-- Work instructions --
Transcribe every line of the records verbatim.

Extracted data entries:
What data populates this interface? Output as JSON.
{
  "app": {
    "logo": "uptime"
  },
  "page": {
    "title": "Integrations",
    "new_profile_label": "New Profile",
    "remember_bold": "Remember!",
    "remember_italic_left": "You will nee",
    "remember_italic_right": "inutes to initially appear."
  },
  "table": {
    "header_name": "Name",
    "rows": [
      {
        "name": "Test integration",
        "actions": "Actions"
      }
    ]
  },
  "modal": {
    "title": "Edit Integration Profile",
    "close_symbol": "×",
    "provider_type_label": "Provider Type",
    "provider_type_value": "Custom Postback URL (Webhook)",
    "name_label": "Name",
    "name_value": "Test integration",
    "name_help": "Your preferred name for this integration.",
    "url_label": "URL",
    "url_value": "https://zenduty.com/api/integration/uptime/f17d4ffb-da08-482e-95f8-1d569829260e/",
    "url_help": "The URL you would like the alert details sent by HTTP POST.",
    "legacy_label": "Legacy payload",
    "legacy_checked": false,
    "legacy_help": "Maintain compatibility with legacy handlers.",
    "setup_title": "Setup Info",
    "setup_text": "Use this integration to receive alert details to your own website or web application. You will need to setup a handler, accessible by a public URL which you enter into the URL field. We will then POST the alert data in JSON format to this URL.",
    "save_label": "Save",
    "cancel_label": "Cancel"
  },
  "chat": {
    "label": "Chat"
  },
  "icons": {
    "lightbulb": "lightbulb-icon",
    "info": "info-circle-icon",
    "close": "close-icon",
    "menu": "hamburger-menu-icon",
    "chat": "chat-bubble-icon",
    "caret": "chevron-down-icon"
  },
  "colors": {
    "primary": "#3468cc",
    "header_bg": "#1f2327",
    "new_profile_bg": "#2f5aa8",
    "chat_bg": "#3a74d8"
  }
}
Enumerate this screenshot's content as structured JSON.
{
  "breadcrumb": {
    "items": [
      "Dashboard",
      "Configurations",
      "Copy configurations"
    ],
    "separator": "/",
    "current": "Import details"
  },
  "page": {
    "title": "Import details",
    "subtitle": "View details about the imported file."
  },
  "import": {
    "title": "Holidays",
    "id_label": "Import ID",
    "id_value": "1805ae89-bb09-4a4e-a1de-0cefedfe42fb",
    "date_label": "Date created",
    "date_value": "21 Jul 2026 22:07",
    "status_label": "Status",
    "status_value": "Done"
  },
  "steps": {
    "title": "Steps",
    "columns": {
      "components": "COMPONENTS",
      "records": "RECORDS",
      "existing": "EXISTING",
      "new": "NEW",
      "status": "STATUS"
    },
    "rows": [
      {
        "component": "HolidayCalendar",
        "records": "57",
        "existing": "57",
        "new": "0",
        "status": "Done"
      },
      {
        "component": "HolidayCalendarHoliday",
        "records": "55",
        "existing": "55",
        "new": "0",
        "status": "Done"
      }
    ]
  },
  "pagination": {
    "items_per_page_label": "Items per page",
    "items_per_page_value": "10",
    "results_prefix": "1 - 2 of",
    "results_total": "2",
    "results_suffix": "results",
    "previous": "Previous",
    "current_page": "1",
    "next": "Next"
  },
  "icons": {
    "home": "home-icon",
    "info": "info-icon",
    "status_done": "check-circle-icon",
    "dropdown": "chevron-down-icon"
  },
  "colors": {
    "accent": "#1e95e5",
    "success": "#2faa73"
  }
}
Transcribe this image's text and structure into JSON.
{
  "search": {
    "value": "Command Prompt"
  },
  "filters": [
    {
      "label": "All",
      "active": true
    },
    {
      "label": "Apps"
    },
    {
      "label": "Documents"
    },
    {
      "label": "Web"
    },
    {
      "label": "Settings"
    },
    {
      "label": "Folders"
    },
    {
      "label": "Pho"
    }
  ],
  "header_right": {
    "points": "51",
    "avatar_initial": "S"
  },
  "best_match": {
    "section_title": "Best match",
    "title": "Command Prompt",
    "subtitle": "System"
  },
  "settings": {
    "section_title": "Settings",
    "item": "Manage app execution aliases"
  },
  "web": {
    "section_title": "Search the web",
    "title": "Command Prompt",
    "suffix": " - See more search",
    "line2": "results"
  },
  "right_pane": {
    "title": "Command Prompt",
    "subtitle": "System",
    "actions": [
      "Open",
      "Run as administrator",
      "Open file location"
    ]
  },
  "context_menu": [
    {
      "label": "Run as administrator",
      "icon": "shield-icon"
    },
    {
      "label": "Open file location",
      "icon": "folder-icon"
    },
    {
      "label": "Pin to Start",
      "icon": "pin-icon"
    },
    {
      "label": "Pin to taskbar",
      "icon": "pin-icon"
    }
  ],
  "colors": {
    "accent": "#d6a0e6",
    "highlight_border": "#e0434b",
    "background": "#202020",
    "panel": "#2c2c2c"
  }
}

-- Result of this task --
What data populates this interface? Output as JSON.
{
  "app": {
    "logo": "uptime"
  },
  "page": {
    "title": "Integrations",
    "new_profile_label": "New Profile",
    "remember_bold": "Remember!",
    "remember_italic_left": "You will nee",
    "remember_italic_right": "inutes to initially appear."
  },
  "table": {
    "header_name": "Name",
    "rows": [
      {
        "name": "Test integration",
        "actions": "Actions"
      }
    ]
  },
  "modal": {
    "title": "Edit Integration Profile",
    "close_symbol": "×",
    "provider_type_label": "Provider Type",
    "provider_type_value": "Custom Postback URL (Webhook)",
    "name_label": "Name",
    "name_value": "Test integration",
    "name_help": "Your preferred name for this integration.",
    "url_label": "URL",
    "url_value": "https://zenduty.com/api/integration/uptime/f17d4ffb-da08-482e-95f8-1d569829260e/",
    "url_help": "The URL you would like the alert details sent by HTTP POST.",
    "legacy_label": "Legacy payload",
    "legacy_checked": false,
    "legacy_help": "Maintain compatibility with legacy handlers.",
    "setup_title": "Setup Info",
    "setup_text": "Use this integration to receive alert details to your own website or web application. You will need to setup a handler, accessible by a public URL which you enter into the URL field. We will then POST the alert data in JSON format to this URL.",
    "save_label": "Save",
    "cancel_label": "Cancel"
  },
  "chat": {
    "label": "Chat"
  },
  "icons": {
    "lightbulb": "lightbulb-icon",
    "info": "info-circle-icon",
    "close": "close-icon",
    "menu": "hamburger-menu-icon",
    "chat": "chat-bubble-icon",
    "caret": "chevron-down-icon"
  },
  "colors": {
    "primary": "#3468cc",
    "header_bg": "#1f2327",
    "new_profile_bg": "#2f5aa8",
    "chat_bg": "#3a74d8"
  }
}
Enumerate this screenshot's content as structured JSON.
{
  "breadcrumb": {
    "items": [
      "Dashboard",
      "Configurations",
      "Copy configurations"
    ],
    "separator": "/",
    "current": "Import details"
  },
  "page": {
    "title": "Import details",
    "subtitle": "View details about the imported file."
  },
  "import": {
    "title": "Holidays",
    "id_label": "Import ID",
    "id_value": "1805ae89-bb09-4a4e-a1de-0cefedfe42fb",
    "date_label": "Date created",
    "date_value": "21 Jul 2026 22:07",
    "status_label": "Status",
    "status_value": "Done"
  },
  "steps": {
    "title": "Steps",
    "columns": {
      "components": "COMPONENTS",
      "records": "RECORDS",
      "existing": "EXISTING",
      "new": "NEW",
      "status": "STATUS"
    },
    "rows": [
      {
        "component": "HolidayCalendar",
        "records": "57",
        "existing": "57",
        "new": "0",
        "status": "Done"
      },
      {
        "component": "HolidayCalendarHoliday",
        "records": "55",
        "existing": "55",
        "new": "0",
        "status": "Done"
      }
    ]
  },
  "pagination": {
    "items_per_page_label": "Items per page",
    "items_per_page_value": "10",
    "results_prefix": "1 - 2 of",
    "results_total": "2",
    "results_suffix": "results",
    "previous": "Previous",
    "current_page": "1",
    "next": "Next"
  },
  "icons": {
    "home": "home-icon",
    "info": "info-icon",
    "status_done": "check-circle-icon",
    "dropdown": "chevron-down-icon"
  },
  "colors": {
    "accent": "#1e95e5",
    "success": "#2faa73"
  }
}
Transcribe this image's text and structure into JSON.
{
  "search": {
    "value": "Command Prompt"
  },
  "filters": [
    {
      "label": "All",
      "active": true
    },
    {
      "label": "Apps"
    },
    {
      "label": "Documents"
    },
    {
      "label": "Web"
    },
    {
      "label": "Settings"
    },
    {
      "label": "Folders"
    },
    {
      "label": "Pho"
    }
  ],
  "header_right": {
    "points": "51",
    "avatar_initial": "S"
  },
  "best_match": {
    "section_title": "Best match",
    "title": "Command Prompt",
    "subtitle": "System"
  },
  "settings": {
    "section_title": "Settings",
    "item": "Manage app execution aliases"
  },
  "web": {
    "section_title": "Search the web",
    "title": "Command Prompt",
    "suffix": " - See more search",
    "line2": "results"
  },
  "right_pane": {
    "title": "Command Prompt",
    "subtitle": "System",
    "actions": [
      "Open",
      "Run as administrator",
      "Open file location"
    ]
  },
  "context_menu": [
    {
      "label": "Run as administrator",
      "icon": "shield-icon"
    },
    {
      "label": "Open file location",
      "icon": "folder-icon"
    },
    {
      "label": "Pin to Start",
      "icon": "pin-icon"
    },
    {
      "label": "Pin to taskbar",
      "icon": "pin-icon"
    }
  ],
  "colors": {
    "accent": "#d6a0e6",
    "highlight_border": "#e0434b",
    "background": "#202020",
    "panel": "#2c2c2c"
  }
}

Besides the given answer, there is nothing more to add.